(Entries with figure data)

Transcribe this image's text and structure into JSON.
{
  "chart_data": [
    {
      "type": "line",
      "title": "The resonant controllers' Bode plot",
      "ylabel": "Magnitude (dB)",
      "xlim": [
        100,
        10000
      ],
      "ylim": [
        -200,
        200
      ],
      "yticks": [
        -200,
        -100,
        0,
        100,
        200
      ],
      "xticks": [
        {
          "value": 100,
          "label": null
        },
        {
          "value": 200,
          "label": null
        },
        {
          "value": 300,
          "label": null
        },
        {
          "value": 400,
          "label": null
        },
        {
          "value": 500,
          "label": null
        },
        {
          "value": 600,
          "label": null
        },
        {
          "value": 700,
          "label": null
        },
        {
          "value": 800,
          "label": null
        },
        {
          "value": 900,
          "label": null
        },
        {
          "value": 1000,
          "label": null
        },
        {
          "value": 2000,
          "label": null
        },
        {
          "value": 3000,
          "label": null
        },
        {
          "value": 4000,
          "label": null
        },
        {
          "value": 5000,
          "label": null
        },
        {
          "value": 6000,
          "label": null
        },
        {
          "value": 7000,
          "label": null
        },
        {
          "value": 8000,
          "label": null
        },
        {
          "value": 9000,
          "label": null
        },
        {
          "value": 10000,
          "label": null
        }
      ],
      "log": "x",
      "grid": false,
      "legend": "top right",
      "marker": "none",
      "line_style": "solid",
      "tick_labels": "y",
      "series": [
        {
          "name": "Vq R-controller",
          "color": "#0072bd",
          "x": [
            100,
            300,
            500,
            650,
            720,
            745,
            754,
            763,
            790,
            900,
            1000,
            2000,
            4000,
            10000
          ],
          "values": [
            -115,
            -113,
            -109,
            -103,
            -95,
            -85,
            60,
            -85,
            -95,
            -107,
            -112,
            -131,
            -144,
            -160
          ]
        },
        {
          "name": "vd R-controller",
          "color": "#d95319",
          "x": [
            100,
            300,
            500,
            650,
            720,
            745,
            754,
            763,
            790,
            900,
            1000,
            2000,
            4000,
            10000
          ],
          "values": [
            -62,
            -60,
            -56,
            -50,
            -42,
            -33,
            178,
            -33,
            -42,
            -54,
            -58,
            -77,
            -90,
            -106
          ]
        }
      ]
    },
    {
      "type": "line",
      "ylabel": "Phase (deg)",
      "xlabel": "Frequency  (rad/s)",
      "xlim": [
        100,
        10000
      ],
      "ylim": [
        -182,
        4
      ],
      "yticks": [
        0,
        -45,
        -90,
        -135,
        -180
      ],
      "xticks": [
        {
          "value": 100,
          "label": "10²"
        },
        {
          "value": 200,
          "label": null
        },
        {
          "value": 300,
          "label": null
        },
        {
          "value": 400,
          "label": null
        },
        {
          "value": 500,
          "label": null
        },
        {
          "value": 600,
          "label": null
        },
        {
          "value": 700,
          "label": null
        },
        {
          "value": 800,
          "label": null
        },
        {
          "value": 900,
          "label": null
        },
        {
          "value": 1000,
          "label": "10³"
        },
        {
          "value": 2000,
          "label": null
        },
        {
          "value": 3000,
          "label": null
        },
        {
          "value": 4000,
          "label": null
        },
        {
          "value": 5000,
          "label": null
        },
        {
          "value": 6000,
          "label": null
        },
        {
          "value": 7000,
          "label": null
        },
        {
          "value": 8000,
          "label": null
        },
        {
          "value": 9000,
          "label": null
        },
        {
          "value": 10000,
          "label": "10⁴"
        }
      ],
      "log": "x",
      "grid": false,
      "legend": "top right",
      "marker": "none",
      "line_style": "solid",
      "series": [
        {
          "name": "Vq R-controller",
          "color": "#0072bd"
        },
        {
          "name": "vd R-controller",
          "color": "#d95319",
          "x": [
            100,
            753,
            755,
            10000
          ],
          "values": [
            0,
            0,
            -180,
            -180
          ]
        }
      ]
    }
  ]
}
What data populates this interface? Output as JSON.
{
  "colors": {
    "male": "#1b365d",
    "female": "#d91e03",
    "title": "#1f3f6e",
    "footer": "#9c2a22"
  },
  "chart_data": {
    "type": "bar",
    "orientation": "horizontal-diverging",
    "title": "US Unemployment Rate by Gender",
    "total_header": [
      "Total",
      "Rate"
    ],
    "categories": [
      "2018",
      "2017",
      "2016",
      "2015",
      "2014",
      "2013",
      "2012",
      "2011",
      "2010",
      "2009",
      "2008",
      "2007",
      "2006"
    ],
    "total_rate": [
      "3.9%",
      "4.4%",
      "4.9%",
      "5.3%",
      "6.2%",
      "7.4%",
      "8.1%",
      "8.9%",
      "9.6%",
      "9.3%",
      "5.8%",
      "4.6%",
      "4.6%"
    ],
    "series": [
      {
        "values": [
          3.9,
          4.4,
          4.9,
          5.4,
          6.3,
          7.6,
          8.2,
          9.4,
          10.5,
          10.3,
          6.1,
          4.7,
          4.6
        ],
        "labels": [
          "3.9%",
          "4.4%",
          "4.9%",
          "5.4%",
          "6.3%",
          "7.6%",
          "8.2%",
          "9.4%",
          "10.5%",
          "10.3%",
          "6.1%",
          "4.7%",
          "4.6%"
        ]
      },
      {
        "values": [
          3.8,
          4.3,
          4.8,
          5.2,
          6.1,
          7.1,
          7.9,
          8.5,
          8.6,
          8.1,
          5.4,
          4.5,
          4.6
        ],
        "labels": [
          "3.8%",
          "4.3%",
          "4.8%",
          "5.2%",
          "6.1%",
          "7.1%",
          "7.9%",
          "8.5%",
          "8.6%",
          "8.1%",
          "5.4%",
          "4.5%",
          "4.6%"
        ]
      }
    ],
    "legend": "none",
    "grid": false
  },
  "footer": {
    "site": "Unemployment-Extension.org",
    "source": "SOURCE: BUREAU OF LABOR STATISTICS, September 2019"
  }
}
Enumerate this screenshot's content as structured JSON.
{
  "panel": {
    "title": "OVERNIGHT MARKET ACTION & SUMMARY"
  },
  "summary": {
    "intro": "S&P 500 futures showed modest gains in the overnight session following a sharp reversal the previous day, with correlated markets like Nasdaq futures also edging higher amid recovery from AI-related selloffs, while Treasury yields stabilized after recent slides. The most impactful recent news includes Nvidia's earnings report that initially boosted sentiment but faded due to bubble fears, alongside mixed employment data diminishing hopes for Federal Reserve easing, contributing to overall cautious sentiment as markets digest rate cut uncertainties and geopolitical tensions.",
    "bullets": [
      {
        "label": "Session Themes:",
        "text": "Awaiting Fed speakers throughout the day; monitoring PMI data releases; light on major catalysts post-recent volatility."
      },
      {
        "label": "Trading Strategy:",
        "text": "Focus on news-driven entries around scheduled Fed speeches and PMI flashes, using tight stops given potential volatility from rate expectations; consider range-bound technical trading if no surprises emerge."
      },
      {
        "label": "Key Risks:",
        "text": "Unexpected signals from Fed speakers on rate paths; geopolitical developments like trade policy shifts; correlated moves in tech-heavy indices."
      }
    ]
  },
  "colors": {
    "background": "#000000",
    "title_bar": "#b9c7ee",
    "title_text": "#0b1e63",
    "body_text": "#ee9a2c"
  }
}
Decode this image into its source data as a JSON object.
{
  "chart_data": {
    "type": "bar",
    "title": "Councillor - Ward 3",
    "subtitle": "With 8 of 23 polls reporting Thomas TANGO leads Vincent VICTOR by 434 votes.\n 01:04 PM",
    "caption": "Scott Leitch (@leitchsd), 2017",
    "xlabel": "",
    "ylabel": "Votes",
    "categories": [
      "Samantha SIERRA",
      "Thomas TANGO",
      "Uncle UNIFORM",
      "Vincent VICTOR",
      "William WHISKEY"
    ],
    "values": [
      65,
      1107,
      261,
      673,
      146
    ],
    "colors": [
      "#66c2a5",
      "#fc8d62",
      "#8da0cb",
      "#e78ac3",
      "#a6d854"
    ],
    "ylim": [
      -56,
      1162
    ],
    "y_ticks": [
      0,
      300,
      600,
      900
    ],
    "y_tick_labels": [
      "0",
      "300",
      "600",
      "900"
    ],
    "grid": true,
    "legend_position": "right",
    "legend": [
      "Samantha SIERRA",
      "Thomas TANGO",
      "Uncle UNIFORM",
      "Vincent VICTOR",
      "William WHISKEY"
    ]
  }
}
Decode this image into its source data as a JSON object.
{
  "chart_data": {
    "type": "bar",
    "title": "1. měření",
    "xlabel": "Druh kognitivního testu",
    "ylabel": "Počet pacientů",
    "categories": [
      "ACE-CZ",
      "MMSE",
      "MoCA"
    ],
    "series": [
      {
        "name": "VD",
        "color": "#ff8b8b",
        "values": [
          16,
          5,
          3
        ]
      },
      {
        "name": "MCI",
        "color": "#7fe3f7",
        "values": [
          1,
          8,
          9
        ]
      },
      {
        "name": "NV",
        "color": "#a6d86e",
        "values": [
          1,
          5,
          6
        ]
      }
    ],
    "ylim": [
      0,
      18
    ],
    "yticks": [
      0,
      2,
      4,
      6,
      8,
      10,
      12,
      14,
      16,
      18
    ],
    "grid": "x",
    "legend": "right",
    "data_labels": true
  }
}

The problem —
Display every line of the listing that contains the string "ylabel".

Task result —
      "ylabel": "Magnitude (dB)",
      "ylabel": "Phase (deg)",
    "ylabel": "Votes",
    "ylabel": "Počet pacientů",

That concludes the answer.